** Start of Supplied records **
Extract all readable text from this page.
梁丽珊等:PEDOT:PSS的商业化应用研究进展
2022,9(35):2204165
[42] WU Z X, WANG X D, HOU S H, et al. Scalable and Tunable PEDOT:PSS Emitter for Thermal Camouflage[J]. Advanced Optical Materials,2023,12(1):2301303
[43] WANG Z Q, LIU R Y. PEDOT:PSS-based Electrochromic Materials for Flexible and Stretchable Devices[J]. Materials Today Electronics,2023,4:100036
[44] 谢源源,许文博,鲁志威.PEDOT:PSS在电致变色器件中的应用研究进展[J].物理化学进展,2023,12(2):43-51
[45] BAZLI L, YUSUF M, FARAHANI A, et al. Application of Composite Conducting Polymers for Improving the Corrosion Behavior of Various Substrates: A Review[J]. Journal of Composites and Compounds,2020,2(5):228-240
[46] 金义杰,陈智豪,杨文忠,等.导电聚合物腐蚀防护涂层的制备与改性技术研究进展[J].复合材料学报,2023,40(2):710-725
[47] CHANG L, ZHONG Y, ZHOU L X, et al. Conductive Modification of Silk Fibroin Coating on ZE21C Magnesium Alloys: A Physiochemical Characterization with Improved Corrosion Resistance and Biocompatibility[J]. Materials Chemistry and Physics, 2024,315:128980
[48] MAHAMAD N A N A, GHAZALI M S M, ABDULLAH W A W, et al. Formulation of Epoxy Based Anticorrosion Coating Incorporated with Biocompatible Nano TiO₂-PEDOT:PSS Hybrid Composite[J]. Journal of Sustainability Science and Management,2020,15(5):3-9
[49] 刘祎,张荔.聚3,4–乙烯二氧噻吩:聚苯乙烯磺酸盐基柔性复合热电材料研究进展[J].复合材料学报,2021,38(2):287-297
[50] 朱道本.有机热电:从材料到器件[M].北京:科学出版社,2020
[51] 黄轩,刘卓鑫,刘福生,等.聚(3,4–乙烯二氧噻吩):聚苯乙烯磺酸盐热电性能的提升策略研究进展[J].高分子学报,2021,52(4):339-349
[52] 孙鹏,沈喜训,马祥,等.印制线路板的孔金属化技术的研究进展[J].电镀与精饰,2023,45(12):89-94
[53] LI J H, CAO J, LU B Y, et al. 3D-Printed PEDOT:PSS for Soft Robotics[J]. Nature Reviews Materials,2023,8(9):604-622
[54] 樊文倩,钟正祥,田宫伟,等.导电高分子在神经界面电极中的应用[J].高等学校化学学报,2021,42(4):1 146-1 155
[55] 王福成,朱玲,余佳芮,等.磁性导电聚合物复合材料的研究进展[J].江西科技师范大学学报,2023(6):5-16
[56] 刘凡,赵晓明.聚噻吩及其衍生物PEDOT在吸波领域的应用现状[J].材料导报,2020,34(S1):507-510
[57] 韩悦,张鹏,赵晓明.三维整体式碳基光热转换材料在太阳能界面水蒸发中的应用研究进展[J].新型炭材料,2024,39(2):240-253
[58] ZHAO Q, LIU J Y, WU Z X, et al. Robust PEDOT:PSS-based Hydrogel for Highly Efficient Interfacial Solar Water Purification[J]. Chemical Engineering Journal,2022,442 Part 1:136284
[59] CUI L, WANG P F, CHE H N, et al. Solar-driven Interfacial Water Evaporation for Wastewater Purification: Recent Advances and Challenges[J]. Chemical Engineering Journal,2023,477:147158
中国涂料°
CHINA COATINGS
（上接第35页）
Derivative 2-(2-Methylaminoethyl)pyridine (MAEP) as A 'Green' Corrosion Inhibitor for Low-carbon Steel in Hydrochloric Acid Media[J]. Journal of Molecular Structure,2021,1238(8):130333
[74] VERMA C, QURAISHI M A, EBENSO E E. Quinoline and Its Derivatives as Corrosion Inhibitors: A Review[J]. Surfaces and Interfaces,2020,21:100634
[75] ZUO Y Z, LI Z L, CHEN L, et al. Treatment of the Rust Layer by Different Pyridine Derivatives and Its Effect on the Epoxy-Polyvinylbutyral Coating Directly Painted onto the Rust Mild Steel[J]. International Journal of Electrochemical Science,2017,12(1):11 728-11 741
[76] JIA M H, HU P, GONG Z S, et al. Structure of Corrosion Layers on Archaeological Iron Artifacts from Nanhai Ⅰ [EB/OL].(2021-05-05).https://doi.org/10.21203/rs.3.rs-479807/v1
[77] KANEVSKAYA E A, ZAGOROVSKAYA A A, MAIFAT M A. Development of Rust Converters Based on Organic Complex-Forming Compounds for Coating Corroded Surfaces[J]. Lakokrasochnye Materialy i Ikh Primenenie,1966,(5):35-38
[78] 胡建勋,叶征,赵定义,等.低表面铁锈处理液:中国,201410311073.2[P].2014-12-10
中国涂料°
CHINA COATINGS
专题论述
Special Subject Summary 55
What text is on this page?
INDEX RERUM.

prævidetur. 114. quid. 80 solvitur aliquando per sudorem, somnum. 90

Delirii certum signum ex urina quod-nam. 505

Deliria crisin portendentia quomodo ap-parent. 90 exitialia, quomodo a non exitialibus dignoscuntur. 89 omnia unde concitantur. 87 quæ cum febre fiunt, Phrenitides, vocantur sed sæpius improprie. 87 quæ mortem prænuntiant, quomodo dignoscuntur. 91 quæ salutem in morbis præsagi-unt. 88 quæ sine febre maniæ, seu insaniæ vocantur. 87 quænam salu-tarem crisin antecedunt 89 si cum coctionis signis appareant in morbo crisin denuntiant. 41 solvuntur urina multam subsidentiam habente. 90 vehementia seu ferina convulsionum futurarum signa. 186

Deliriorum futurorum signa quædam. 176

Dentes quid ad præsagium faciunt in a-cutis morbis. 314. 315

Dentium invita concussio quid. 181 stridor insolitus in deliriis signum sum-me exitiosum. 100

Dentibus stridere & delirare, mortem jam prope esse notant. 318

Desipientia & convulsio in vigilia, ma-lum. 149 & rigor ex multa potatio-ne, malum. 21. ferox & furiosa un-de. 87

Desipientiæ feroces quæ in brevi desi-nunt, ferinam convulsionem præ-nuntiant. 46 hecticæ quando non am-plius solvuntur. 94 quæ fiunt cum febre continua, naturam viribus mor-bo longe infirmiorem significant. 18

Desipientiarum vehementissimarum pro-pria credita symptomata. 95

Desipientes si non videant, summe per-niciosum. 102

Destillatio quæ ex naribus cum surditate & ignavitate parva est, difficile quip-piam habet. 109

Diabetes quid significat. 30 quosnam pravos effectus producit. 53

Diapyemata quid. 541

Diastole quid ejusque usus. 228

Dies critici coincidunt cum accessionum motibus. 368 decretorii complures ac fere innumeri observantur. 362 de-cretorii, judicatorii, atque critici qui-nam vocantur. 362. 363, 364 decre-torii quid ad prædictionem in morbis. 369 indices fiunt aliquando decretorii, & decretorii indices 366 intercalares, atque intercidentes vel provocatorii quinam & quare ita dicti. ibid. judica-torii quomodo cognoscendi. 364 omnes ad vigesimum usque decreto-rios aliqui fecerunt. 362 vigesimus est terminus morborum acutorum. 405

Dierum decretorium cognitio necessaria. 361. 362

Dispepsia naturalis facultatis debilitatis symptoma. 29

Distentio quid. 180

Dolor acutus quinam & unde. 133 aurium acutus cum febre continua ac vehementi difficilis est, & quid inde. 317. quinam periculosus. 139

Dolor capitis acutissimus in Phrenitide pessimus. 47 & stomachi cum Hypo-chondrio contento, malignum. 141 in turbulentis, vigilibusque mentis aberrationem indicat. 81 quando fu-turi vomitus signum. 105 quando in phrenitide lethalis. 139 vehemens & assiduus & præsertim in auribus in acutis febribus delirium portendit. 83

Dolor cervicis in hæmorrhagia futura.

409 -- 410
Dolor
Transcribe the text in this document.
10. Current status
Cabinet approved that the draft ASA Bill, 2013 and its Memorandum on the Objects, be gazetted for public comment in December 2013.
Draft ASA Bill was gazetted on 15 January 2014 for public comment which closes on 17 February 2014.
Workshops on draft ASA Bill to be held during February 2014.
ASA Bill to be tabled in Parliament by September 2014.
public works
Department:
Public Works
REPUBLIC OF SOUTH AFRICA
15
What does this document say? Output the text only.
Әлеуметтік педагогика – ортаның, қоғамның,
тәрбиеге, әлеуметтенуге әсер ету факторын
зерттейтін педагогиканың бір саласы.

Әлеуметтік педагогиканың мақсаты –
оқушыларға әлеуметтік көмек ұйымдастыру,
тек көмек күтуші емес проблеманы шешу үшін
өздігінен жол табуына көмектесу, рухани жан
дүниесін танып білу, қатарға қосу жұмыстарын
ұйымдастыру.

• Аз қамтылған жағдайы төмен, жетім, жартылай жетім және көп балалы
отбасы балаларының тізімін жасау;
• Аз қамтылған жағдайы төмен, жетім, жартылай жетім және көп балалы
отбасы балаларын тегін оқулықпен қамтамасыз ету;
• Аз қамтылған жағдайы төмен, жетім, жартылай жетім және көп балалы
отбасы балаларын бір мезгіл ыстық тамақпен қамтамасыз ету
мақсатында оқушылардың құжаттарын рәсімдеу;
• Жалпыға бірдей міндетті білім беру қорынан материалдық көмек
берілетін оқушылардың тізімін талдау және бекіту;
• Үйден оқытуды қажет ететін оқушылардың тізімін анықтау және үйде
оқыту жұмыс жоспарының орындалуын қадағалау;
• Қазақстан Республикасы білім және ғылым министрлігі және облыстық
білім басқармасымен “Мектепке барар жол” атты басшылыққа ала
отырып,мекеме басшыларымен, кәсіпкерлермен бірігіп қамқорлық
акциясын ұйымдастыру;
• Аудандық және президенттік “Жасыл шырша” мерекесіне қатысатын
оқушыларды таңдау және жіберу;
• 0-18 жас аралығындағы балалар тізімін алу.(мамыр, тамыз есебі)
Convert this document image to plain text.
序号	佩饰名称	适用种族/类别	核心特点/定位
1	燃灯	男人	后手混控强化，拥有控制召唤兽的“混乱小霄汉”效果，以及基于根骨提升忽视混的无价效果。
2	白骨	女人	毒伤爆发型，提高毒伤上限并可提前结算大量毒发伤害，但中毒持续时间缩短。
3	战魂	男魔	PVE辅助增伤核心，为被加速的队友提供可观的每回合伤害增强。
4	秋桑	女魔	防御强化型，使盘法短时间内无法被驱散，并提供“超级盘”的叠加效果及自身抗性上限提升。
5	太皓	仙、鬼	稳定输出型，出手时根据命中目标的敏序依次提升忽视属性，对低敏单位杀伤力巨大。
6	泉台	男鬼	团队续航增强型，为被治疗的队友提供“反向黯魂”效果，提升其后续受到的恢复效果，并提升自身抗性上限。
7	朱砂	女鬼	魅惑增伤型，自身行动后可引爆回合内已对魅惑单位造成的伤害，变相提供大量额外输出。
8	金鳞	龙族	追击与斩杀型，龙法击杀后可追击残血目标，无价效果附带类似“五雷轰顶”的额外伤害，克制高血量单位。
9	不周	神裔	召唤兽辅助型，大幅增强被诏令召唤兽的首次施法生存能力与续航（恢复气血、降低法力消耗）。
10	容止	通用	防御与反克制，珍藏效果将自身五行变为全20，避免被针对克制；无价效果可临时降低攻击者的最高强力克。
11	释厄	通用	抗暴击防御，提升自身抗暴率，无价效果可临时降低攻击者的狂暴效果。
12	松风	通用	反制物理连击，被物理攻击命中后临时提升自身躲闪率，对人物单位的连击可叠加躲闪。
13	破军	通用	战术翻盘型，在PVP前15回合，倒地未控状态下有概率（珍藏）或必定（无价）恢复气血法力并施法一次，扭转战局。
** End of Supplied records **
Tally the lines of the preceding listing in which the word "Water" appears; state nothing but the total.

2